Transcribe all the entries word for word, skipping the pictures.

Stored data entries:

• • • • •

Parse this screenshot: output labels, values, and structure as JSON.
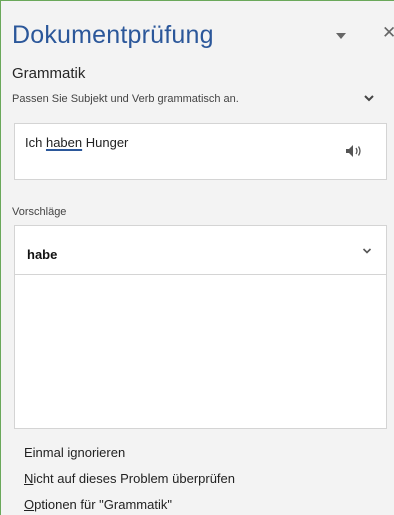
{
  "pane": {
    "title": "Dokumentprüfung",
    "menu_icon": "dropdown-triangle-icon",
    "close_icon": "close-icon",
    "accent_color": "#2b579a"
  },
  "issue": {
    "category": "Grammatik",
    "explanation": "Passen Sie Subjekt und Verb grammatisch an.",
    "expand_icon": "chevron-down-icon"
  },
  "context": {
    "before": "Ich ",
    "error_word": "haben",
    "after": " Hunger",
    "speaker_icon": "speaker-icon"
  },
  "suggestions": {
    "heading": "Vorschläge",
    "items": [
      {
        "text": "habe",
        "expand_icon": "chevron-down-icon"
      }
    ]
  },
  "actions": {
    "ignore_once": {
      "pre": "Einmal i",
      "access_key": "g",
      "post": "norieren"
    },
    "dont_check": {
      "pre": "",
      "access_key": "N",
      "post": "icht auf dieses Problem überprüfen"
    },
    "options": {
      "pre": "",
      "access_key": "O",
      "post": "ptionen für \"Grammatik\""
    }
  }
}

• • • • •

THE SOLUTION:
Parse this screenshot: output labels, values, and structure as JSON.
{
  "pane": {
    "title": "Dokumentprüfung",
    "menu_icon": "dropdown-triangle-icon",
    "close_icon": "close-icon",
    "accent_color": "#2b579a"
  },
  "issue": {
    "category": "Grammatik",
    "explanation": "Passen Sie Subjekt und Verb grammatisch an.",
    "expand_icon": "chevron-down-icon"
  },
  "context": {
    "before": "Ich ",
    "error_word": "haben",
    "after": " Hunger",
    "speaker_icon": "speaker-icon"
  },
  "suggestions": {
    "heading": "Vorschläge",
    "items": [
      {
        "text": "habe",
        "expand_icon": "chevron-down-icon"
      }
    ]
  },
  "actions": {
    "ignore_once": {
      "pre": "Einmal i",
      "access_key": "g",
      "post": "norieren"
    },
    "dont_check": {
      "pre": "",
      "access_key": "N",
      "post": "icht auf dieses Problem überprüfen"
    },
    "options": {
      "pre": "",
      "access_key": "O",
      "post": "ptionen für \"Grammatik\""
    }
  }
}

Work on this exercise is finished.